> [Task 1]: In the passage on waves on stretched strings, what unit is given for the linear density of a string?
> [Task 2]: Write the next part of the passage on waves on stretched strings, picking up right after its final line.

> [Reading passage]:
#####

Waves on stretched strings are fascinating phenomena that depend on tension and linear density. Higher tension speeds up waves, while greater linear density slows them down. These factors affect wave speed, which is crucial for understanding string instruments and other vibrating systems.

The wave speed formula, v = √(T/μ), connects tension and linear density to wave behavior. This relationship helps explain how changing string properties alters frequency and wavelength. Understanding these concepts is key to grasping harmonic oscillations and standing waves in vibrating strings.

Wave Properties on a Stretched String

Factors affecting wave speed

• Tension
  • Force applied to the string that stretches it taut
  • Directly proportional to the square root of the tension ($v \propto \sqrt{T}$)
  • Higher tension leads to faster wave propagation (tightening a guitar string)
• Linear density
  • Mass per unit length of the string, denoted by the symbol $\mu$
  • Inversely proportional to the square root of the linear density ($v \propto \frac{1}{\sqrt{\mu}}$)
  • Lower linear density results in faster wave speed (thinner strings on a violin)

Wave speed calculation

• Mathematical relationship: $v = \sqrt{\frac{T}{\mu}}$
  • $v$ represents the wave speed measured in meters per second (m/s)
  • $T$ stands for the tension in the string, expressed in newtons (N)
  • $\mu$ symbolizes the linear density of the string in kilograms per meter (kg/m)
• Steps to calculate wave speed:
  1. Measure the tension applied to the string using a force sensor or spring scale
  2. Determine the linear density by dividing the string's mass by its length
  3. Plug in the values for tension and linear density into the wave speed equation
  4. Solve the equation for $v$ to obtain the wave speed

Effects of string properties

• Frequency and wavelength related by the equation: $v = f\lambda$
  • $f$ denotes the frequency of the wave in hertz (Hz)

#####

> [Stored data]:
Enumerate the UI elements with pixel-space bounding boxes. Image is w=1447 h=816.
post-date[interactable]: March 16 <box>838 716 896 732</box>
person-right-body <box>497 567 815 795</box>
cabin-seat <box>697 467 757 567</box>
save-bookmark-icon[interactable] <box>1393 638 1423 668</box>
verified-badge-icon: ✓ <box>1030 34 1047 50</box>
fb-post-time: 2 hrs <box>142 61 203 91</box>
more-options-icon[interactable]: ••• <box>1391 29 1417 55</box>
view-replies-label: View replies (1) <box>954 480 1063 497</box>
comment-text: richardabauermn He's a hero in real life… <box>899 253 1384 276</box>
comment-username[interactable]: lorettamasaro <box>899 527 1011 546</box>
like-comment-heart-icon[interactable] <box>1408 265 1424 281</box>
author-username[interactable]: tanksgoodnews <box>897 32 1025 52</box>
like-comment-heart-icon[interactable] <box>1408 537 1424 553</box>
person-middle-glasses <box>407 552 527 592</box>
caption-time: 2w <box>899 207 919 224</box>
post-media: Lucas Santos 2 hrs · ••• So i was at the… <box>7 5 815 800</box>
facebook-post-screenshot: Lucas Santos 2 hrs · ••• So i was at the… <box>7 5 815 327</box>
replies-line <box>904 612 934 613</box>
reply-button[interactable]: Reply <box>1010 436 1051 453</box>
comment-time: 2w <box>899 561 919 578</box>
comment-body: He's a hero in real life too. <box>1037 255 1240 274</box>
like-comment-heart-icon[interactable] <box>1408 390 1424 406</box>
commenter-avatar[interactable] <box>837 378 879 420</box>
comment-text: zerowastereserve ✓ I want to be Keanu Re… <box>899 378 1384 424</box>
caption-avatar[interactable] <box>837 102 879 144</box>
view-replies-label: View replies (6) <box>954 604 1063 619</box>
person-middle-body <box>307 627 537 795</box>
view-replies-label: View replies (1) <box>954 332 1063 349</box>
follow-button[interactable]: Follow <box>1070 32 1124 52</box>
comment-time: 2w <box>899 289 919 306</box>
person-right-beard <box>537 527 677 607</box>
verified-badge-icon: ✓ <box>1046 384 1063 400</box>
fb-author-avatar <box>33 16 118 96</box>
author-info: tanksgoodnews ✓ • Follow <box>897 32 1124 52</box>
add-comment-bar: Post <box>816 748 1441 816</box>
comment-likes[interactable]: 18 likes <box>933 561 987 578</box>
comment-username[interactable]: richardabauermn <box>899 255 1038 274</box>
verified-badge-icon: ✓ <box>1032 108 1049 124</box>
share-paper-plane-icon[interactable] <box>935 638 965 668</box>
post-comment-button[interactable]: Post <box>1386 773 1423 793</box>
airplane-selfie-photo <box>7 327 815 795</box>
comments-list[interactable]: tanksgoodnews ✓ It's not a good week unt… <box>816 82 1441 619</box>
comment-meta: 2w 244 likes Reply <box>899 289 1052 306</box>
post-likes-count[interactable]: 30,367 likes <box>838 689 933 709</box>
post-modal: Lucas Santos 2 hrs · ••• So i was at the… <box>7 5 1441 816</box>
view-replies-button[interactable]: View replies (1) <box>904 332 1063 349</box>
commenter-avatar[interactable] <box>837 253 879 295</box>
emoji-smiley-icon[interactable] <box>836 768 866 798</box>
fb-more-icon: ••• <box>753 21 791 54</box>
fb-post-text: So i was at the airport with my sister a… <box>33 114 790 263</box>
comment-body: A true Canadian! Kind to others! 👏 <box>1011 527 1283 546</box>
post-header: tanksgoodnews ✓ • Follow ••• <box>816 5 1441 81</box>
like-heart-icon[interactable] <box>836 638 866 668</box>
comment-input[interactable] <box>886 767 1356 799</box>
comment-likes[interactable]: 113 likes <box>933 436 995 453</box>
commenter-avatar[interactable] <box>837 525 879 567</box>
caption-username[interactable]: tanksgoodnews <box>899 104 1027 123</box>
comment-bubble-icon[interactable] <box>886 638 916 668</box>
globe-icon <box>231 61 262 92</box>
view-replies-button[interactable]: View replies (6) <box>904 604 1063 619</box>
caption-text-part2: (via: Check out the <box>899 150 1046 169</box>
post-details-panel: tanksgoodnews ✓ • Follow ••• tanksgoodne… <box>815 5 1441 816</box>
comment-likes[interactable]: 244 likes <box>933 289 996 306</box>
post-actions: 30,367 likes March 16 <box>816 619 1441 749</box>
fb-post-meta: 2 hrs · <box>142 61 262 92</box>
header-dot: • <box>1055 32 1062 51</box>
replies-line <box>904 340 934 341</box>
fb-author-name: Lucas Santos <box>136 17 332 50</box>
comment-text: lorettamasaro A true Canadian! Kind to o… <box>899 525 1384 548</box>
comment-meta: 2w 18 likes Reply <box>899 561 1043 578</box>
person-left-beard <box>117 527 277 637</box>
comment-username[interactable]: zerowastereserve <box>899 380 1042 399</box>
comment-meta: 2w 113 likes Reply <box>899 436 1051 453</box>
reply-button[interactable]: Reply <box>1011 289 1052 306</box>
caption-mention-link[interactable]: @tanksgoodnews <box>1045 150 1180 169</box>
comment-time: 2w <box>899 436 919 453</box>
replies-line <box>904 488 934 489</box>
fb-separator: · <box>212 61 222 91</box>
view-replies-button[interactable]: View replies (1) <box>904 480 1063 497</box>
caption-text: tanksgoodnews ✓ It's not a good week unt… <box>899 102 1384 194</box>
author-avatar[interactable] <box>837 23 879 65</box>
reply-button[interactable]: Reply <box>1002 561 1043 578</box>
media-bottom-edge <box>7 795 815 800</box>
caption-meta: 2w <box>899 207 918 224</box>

#####

> [Exercise response 1]: Kilograms per meter (kg/m).

> [Exercise response 2]:
  • $\lambda$ represents the wavelength measured in meters (m)
  • Altering string properties affects frequency and wavelength while maintaining this relationship
• Increasing tension
  • Raises the wave speed, causing the wavelength to increase if frequency remains constant (longer waves on a tighter string)
  • Increases the frequency if wavelength is held constant, resulting in higher pitch (tightening a violin string)
• Increasing linear density
  • Lowers the wave speed, leading to shorter wavelengths if frequency is unchanged (shorter waves on a thicker string)
  • Decreases the frequency when wavelength remains constant, producing a lower pitch (using a thicker guitar string)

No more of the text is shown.